§ **Entries with figure data**
════════════════════

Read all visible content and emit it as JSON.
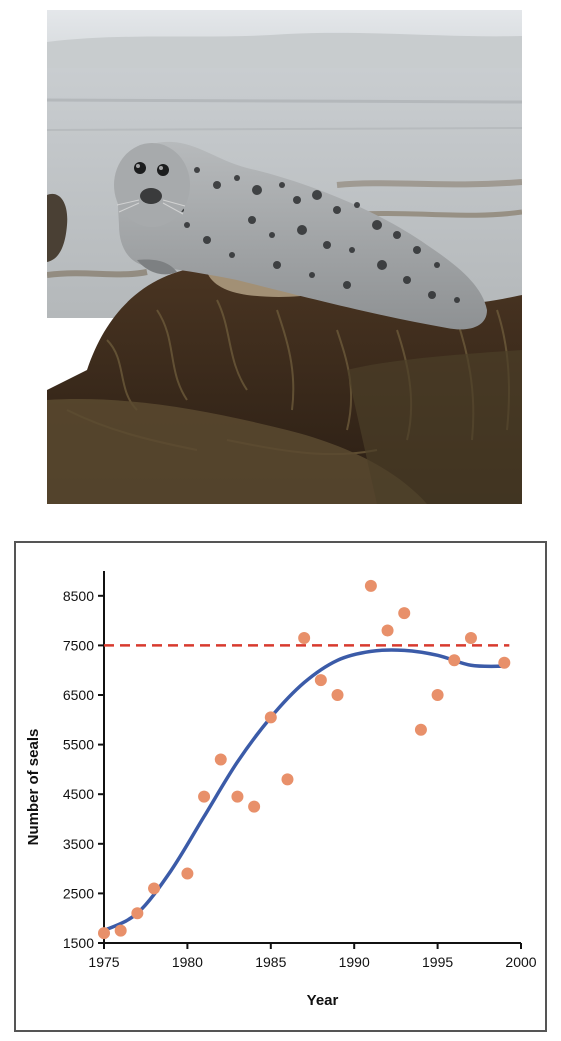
{
  "photo": {
    "subject": "harbor seal resting on seaweed-covered rock",
    "colors": {
      "sky": "#d9dde0",
      "water": "#c3c8cb",
      "seal_body": "#a9acae",
      "seal_spots": "#2f3133",
      "rock_dark": "#3b2a1c",
      "seaweed": "#6b5a3a"
    }
  },
  "chart_data": {
    "type": "scatter",
    "xlabel": "Year",
    "ylabel": "Number of seals",
    "xlim": [
      1975,
      2000
    ],
    "ylim": [
      1500,
      9000
    ],
    "x_ticks": [
      1975,
      1980,
      1985,
      1990,
      1995,
      2000
    ],
    "y_ticks": [
      1500,
      2500,
      3500,
      4500,
      5500,
      6500,
      7500,
      8500
    ],
    "points": [
      {
        "x": 1975,
        "y": 1700
      },
      {
        "x": 1976,
        "y": 1750
      },
      {
        "x": 1977,
        "y": 2100
      },
      {
        "x": 1978,
        "y": 2600
      },
      {
        "x": 1980,
        "y": 2900
      },
      {
        "x": 1981,
        "y": 4450
      },
      {
        "x": 1982,
        "y": 5200
      },
      {
        "x": 1983,
        "y": 4450
      },
      {
        "x": 1984,
        "y": 4250
      },
      {
        "x": 1985,
        "y": 6050
      },
      {
        "x": 1986,
        "y": 4800
      },
      {
        "x": 1987,
        "y": 7650
      },
      {
        "x": 1988,
        "y": 6800
      },
      {
        "x": 1989,
        "y": 6500
      },
      {
        "x": 1991,
        "y": 8700
      },
      {
        "x": 1992,
        "y": 7800
      },
      {
        "x": 1993,
        "y": 8150
      },
      {
        "x": 1994,
        "y": 5800
      },
      {
        "x": 1995,
        "y": 6500
      },
      {
        "x": 1996,
        "y": 7200
      },
      {
        "x": 1997,
        "y": 7650
      },
      {
        "x": 1999,
        "y": 7150
      }
    ],
    "fitted_curve": [
      {
        "x": 1975,
        "y": 1750
      },
      {
        "x": 1977,
        "y": 2100
      },
      {
        "x": 1979,
        "y": 2950
      },
      {
        "x": 1981,
        "y": 4050
      },
      {
        "x": 1983,
        "y": 5150
      },
      {
        "x": 1985,
        "y": 6050
      },
      {
        "x": 1987,
        "y": 6750
      },
      {
        "x": 1989,
        "y": 7200
      },
      {
        "x": 1991,
        "y": 7380
      },
      {
        "x": 1993,
        "y": 7400
      },
      {
        "x": 1995,
        "y": 7300
      },
      {
        "x": 1997,
        "y": 7100
      },
      {
        "x": 1999,
        "y": 7080
      }
    ],
    "carrying_capacity": 7500,
    "colors": {
      "points": "#e8906a",
      "curve": "#3b5ba8",
      "capacity_line": "#d83a2e",
      "axis": "#111111",
      "frame": "#555555"
    },
    "grid": false
  }
}
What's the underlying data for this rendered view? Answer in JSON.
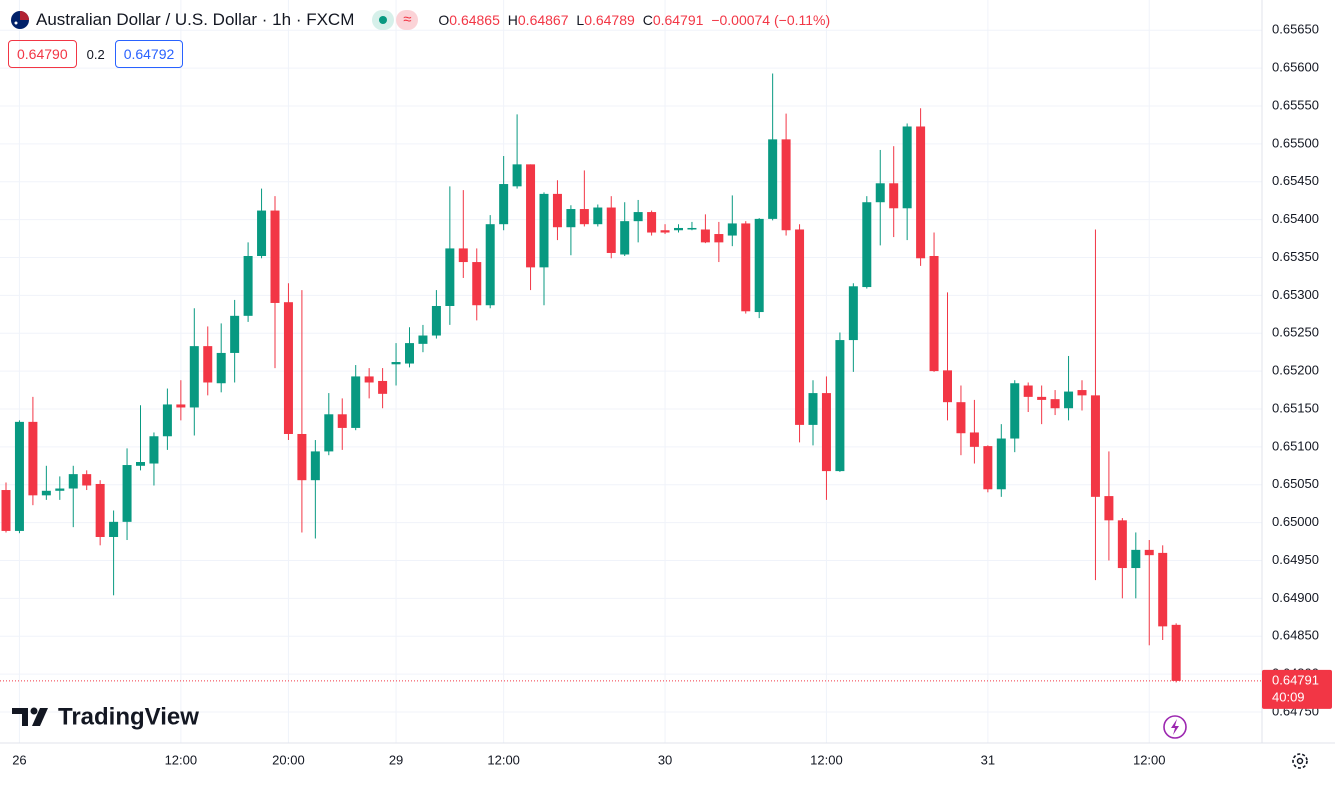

════════════════════

§ **What the exercise asks**
Restate the records above in full, word for word. Keep pictures out.

§ **Answer to the task**
Read all visible content and emit it as JSON.
{
  "photo": {
    "subject": "harbor seal resting on seaweed-covered rock",
    "colors": {
      "sky": "#d9dde0",
      "water": "#c3c8cb",
      "seal_body": "#a9acae",
      "seal_spots": "#2f3133",
      "rock_dark": "#3b2a1c",
      "seaweed": "#6b5a3a"
    }
  },
  "chart_data": {
    "type": "scatter",
    "xlabel": "Year",
    "ylabel": "Number of seals",
    "xlim": [
      1975,
      2000
    ],
    "ylim": [
      1500,
      9000
    ],
    "x_ticks": [
      1975,
      1980,
      1985,
      1990,
      1995,
      2000
    ],
    "y_ticks": [
      1500,
      2500,
      3500,
      4500,
      5500,
      6500,
      7500,
      8500
    ],
    "points": [
      {
        "x": 1975,
        "y": 1700
      },
      {
        "x": 1976,
        "y": 1750
      },
      {
        "x": 1977,
        "y": 2100
      },
      {
        "x": 1978,
        "y": 2600
      },
      {
        "x": 1980,
        "y": 2900
      },
      {
        "x": 1981,
        "y": 4450
      },
      {
        "x": 1982,
        "y": 5200
      },
      {
        "x": 1983,
        "y": 4450
      },
      {
        "x": 1984,
        "y": 4250
      },
      {
        "x": 1985,
        "y": 6050
      },
      {
        "x": 1986,
        "y": 4800
      },
      {
        "x": 1987,
        "y": 7650
      },
      {
        "x": 1988,
        "y": 6800
      },
      {
        "x": 1989,
        "y": 6500
      },
      {
        "x": 1991,
        "y": 8700
      },
      {
        "x": 1992,
        "y": 7800
      },
      {
        "x": 1993,
        "y": 8150
      },
      {
        "x": 1994,
        "y": 5800
      },
      {
        "x": 1995,
        "y": 6500
      },
      {
        "x": 1996,
        "y": 7200
      },
      {
        "x": 1997,
        "y": 7650
      },
      {
        "x": 1999,
        "y": 7150
      }
    ],
    "fitted_curve": [
      {
        "x": 1975,
        "y": 1750
      },
      {
        "x": 1977,
        "y": 2100
      },
      {
        "x": 1979,
        "y": 2950
      },
      {
        "x": 1981,
        "y": 4050
      },
      {
        "x": 1983,
        "y": 5150
      },
      {
        "x": 1985,
        "y": 6050
      },
      {
        "x": 1987,
        "y": 6750
      },
      {
        "x": 1989,
        "y": 7200
      },
      {
        "x": 1991,
        "y": 7380
      },
      {
        "x": 1993,
        "y": 7400
      },
      {
        "x": 1995,
        "y": 7300
      },
      {
        "x": 1997,
        "y": 7100
      },
      {
        "x": 1999,
        "y": 7080
      }
    ],
    "carrying_capacity": 7500,
    "colors": {
      "points": "#e8906a",
      "curve": "#3b5ba8",
      "capacity_line": "#d83a2e",
      "axis": "#111111",
      "frame": "#555555"
    },
    "grid": false
  }
}
What's the underlying data for this rendered view? Answer in JSON.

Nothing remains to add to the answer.